* INSTRUCTIONS FOR THE TASK: Select every line containing the word "text" from the material, and copy those lines.

* EXTRACTED ENTRIES:

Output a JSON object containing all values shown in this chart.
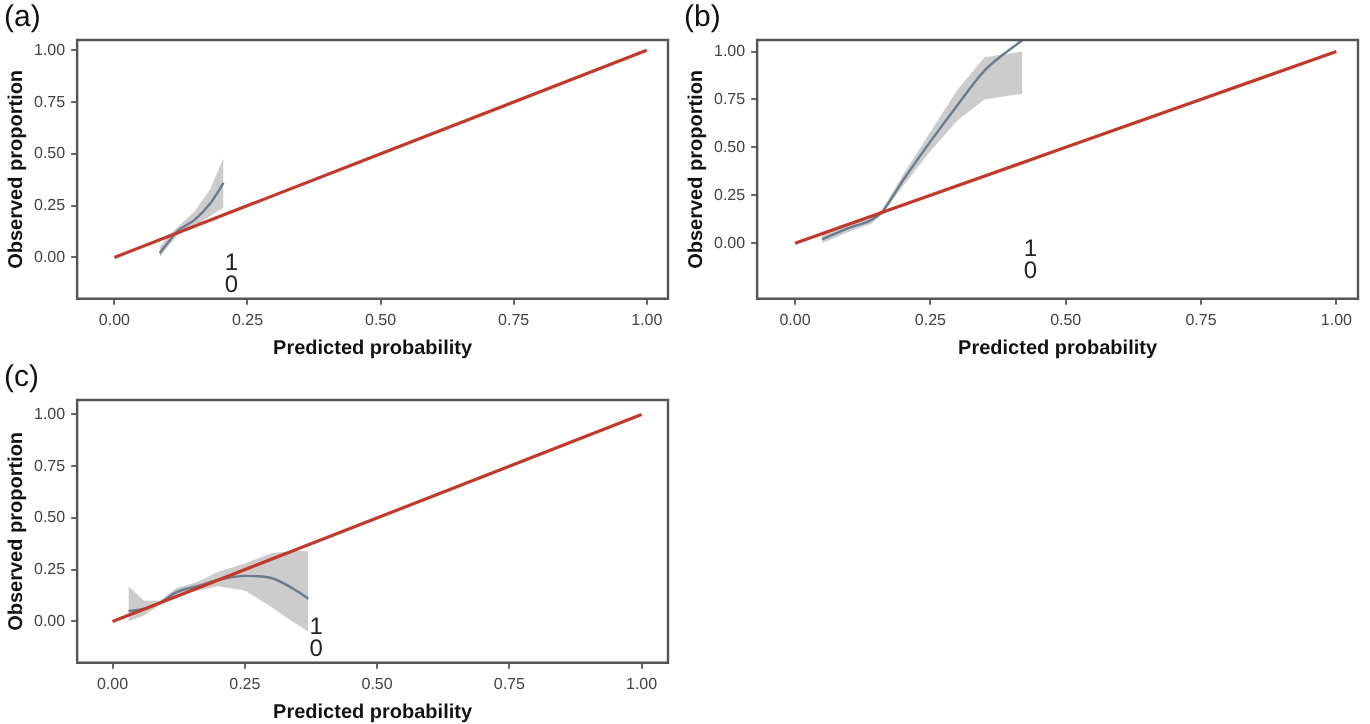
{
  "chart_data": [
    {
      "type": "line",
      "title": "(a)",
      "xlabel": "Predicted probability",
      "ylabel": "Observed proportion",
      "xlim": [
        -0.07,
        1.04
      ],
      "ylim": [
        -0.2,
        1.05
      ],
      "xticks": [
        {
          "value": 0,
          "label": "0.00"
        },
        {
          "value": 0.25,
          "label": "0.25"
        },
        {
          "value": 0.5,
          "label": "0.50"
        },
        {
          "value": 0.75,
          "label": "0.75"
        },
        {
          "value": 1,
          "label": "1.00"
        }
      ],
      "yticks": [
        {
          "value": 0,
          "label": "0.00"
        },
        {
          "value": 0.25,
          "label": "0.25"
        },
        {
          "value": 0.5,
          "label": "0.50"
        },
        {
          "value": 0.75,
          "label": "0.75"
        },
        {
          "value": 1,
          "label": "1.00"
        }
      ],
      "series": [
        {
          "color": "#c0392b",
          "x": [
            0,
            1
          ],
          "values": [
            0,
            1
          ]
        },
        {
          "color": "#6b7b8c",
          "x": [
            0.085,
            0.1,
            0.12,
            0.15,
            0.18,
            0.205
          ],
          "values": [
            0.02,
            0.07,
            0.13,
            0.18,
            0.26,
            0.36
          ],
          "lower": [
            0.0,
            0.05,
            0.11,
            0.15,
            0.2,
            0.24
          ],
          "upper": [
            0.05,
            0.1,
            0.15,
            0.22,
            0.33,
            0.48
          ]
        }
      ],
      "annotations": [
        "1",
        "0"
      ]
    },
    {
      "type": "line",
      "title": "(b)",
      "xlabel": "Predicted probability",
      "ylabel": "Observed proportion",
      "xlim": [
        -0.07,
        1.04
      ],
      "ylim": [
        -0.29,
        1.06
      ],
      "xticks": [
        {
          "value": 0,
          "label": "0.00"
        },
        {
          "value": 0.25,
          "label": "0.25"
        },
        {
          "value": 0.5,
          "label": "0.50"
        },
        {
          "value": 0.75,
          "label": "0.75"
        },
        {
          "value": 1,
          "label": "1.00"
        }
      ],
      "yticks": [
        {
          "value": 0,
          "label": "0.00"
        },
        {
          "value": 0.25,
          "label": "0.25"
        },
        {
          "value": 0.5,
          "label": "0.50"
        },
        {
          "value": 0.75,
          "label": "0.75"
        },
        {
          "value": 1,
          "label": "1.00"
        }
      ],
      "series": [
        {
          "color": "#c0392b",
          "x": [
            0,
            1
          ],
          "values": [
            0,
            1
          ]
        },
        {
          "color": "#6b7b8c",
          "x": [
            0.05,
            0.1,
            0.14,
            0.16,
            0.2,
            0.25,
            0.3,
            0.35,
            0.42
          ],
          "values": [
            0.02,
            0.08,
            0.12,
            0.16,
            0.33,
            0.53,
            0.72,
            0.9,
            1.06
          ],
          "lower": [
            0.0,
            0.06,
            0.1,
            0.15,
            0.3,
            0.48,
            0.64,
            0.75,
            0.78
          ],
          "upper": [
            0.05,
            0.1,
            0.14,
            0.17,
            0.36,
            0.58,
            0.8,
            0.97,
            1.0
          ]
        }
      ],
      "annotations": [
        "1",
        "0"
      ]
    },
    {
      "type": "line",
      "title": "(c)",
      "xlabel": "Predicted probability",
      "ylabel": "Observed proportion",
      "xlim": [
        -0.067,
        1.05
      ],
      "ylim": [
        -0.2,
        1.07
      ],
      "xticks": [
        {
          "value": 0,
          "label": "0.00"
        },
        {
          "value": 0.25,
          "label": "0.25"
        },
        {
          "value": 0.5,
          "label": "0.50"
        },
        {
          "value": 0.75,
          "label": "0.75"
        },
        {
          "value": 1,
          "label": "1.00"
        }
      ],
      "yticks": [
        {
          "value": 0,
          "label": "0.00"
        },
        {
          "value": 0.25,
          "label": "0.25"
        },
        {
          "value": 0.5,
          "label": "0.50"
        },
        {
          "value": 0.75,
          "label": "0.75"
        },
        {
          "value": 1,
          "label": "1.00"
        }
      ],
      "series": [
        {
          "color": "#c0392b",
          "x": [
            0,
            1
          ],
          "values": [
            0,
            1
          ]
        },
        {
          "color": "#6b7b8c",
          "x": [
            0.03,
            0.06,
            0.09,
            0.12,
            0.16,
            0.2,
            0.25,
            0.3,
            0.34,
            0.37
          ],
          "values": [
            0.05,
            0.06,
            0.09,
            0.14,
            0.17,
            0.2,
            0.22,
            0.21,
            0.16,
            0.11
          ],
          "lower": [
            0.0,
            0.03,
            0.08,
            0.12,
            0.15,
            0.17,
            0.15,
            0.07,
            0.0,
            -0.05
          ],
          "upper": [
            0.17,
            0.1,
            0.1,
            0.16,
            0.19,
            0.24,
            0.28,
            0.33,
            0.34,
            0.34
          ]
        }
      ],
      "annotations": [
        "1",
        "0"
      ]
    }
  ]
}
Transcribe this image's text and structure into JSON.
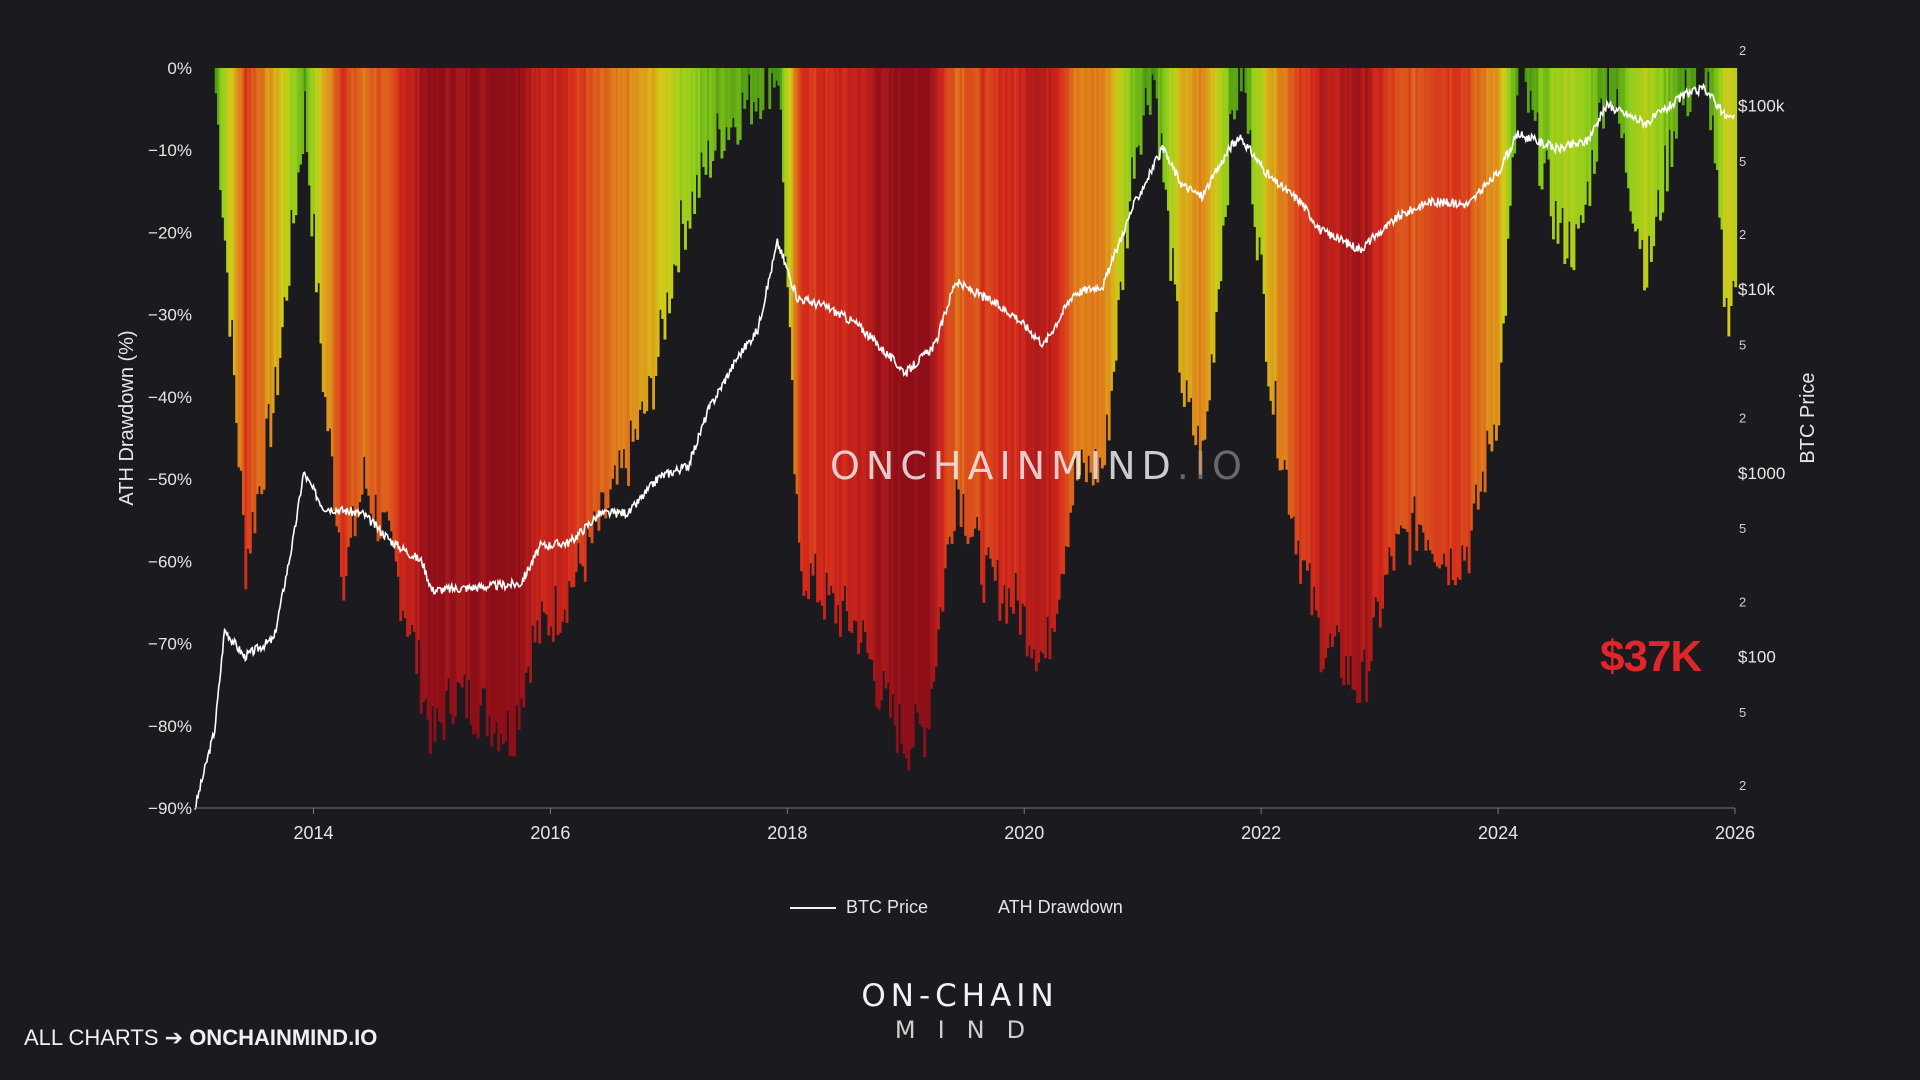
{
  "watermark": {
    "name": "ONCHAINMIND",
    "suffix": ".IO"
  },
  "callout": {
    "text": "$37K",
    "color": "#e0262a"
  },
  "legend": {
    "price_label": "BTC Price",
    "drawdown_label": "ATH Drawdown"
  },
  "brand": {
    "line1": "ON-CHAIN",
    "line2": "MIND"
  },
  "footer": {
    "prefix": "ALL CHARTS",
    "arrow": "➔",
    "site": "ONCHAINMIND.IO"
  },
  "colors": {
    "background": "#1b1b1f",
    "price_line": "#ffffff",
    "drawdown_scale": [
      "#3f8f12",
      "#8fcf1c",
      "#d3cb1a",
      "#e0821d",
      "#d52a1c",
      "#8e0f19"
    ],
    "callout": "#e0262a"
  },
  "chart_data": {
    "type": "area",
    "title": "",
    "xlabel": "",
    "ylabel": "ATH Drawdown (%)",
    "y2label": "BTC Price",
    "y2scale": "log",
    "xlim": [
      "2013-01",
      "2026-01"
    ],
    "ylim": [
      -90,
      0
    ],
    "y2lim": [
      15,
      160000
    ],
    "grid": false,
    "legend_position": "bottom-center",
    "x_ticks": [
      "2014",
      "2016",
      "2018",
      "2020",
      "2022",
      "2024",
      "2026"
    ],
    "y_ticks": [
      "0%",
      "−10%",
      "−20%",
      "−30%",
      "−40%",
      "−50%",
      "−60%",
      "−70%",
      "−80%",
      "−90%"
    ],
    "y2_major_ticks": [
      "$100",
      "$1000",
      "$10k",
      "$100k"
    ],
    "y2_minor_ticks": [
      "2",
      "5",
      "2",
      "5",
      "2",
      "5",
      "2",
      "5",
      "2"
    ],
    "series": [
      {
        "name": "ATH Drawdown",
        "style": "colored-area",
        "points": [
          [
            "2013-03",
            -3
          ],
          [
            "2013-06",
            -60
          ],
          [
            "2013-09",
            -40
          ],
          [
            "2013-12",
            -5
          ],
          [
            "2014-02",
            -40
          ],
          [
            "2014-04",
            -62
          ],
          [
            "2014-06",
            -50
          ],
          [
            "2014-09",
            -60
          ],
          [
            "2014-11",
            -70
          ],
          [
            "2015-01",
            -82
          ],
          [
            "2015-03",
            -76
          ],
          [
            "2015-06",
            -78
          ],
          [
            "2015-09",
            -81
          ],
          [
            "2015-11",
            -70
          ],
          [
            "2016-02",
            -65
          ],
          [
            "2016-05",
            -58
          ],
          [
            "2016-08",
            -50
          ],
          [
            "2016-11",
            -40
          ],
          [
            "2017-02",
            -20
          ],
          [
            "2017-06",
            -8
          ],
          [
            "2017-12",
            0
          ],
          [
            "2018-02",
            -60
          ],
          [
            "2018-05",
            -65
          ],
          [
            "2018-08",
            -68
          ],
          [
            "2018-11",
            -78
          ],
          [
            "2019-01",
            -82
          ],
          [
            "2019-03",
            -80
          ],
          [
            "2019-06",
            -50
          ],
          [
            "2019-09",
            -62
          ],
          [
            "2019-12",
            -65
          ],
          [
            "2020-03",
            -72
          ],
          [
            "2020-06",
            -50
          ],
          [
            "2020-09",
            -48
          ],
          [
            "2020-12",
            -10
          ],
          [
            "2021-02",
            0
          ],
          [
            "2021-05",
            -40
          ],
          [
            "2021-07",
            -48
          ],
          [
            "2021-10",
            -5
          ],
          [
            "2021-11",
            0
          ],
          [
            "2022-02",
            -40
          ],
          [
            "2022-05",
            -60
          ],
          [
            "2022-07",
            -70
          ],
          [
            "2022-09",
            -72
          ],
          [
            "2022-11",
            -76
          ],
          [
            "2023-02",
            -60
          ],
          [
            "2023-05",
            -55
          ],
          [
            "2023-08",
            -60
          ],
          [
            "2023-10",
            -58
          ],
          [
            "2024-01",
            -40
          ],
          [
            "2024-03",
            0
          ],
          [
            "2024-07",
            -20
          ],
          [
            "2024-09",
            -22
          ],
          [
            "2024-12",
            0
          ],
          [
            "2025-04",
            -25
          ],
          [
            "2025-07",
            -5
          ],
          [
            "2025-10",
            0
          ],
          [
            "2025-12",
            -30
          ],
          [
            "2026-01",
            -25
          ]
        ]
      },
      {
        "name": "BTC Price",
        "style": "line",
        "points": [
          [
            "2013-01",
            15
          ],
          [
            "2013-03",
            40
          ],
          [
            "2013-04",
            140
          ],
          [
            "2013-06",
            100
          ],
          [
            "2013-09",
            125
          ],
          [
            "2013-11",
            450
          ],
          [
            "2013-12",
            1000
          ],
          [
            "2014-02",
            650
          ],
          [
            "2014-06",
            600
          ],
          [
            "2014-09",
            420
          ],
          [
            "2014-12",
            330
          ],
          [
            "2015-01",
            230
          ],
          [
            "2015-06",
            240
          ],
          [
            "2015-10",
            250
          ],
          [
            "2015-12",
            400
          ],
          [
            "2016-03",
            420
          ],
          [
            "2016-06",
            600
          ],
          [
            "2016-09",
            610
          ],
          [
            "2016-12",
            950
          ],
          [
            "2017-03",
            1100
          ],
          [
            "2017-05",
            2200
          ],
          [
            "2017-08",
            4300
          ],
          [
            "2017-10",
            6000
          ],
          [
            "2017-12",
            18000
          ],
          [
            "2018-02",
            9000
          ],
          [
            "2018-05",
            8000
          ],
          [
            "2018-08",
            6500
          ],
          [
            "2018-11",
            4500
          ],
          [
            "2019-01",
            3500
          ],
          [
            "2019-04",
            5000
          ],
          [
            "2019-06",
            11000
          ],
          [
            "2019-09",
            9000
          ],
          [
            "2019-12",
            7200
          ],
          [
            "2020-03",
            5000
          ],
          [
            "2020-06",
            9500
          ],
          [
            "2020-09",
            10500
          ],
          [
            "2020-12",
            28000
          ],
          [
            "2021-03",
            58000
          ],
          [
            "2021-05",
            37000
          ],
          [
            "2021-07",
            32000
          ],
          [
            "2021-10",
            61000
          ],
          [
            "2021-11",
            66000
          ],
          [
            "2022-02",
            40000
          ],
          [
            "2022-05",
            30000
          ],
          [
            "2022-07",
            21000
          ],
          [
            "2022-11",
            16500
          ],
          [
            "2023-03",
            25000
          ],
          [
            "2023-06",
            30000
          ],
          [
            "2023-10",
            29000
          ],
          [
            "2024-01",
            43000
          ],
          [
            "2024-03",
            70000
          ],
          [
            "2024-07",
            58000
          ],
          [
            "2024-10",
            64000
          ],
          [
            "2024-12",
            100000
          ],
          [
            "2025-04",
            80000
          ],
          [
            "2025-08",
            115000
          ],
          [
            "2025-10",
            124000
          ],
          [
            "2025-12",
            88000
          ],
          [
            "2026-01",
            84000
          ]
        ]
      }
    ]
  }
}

* SOLVED EXERCISE:
Transcribe this image's text and structure into JSON.
    "text": "$37K",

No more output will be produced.